[Exercise prompt]
The required output consists solely of the lines from the line containing "Output a JSON object describing the text" through the end of the records, copied exactly.

(Part of a data file)
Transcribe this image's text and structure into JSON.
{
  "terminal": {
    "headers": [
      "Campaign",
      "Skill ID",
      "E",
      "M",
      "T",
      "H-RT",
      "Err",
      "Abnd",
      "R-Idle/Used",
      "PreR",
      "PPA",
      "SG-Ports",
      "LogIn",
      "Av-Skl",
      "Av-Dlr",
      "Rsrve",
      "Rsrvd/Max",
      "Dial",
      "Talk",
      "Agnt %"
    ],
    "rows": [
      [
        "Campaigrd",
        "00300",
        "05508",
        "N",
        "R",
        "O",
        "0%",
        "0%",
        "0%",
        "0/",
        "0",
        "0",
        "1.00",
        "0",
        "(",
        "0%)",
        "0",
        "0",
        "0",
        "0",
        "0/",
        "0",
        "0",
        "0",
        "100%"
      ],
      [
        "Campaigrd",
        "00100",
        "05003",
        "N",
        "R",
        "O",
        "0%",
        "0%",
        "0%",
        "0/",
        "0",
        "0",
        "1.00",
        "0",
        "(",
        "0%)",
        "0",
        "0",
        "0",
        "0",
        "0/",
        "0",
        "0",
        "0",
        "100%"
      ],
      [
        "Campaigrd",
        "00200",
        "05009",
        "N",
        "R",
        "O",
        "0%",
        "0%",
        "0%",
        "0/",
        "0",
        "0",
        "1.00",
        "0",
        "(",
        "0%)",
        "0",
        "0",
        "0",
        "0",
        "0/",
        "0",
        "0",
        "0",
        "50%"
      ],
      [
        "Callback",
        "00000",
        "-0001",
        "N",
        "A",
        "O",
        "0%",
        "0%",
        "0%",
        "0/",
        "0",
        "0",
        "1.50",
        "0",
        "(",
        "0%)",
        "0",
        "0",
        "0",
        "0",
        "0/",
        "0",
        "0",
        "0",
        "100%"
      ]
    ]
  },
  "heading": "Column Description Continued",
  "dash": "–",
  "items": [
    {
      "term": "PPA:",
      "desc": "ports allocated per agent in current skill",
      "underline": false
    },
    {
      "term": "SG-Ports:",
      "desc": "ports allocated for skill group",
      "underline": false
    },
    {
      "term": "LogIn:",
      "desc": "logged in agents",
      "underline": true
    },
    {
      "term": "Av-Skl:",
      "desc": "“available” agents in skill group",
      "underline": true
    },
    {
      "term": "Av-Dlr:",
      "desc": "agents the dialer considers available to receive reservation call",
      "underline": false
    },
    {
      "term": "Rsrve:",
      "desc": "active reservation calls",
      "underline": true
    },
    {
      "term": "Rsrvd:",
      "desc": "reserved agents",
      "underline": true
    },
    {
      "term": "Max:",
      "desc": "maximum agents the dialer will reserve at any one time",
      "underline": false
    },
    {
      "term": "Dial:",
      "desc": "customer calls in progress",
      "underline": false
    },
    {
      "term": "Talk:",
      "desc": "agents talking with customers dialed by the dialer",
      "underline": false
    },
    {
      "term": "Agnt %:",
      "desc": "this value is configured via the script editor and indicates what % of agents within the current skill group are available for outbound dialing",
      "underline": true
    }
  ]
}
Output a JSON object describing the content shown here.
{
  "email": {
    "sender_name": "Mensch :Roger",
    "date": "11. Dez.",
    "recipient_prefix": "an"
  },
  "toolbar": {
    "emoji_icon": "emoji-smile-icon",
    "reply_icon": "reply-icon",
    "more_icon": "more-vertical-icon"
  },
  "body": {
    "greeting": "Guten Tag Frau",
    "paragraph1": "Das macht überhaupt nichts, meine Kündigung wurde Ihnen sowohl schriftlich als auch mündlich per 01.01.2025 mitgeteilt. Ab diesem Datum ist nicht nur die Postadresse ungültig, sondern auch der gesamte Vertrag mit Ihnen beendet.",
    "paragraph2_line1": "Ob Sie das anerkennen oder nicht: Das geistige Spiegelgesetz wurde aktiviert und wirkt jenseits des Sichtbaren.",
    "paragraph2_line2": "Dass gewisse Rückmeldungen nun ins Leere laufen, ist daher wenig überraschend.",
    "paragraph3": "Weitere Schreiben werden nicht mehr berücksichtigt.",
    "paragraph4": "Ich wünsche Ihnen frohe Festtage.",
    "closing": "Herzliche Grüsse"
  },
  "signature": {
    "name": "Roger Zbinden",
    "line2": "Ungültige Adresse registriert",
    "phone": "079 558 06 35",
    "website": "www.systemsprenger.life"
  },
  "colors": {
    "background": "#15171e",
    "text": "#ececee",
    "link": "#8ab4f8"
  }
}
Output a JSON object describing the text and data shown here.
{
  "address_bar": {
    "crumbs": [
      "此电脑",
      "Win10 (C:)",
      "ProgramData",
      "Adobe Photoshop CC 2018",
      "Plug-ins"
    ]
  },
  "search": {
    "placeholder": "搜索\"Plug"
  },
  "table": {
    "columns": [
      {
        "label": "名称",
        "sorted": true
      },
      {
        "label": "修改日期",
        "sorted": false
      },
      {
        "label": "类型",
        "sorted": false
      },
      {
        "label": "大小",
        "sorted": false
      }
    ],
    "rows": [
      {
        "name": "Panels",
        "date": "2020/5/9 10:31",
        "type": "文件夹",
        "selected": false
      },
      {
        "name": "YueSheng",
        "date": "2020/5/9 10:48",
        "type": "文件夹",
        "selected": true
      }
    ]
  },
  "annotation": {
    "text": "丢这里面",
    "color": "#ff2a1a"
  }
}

[The solution]
Output a JSON object describing the text and data shown here.
{
  "address_bar": {
    "crumbs": [
      "此电脑",
      "Win10 (C:)",
      "ProgramData",
      "Adobe Photoshop CC 2018",
      "Plug-ins"
    ]
  },
  "search": {
    "placeholder": "搜索\"Plug"
  },
  "table": {
    "columns": [
      {
        "label": "名称",
        "sorted": true
      },
      {
        "label": "修改日期",
        "sorted": false
      },
      {
        "label": "类型",
        "sorted": false
      },
      {
        "label": "大小",
        "sorted": false
      }
    ],
    "rows": [
      {
        "name": "Panels",
        "date": "2020/5/9 10:31",
        "type": "文件夹",
        "selected": false
      },
      {
        "name": "YueSheng",
        "date": "2020/5/9 10:48",
        "type": "文件夹",
        "selected": true
      }
    ]
  },
  "annotation": {
    "text": "丢这里面",
    "color": "#ff2a1a"
  }
}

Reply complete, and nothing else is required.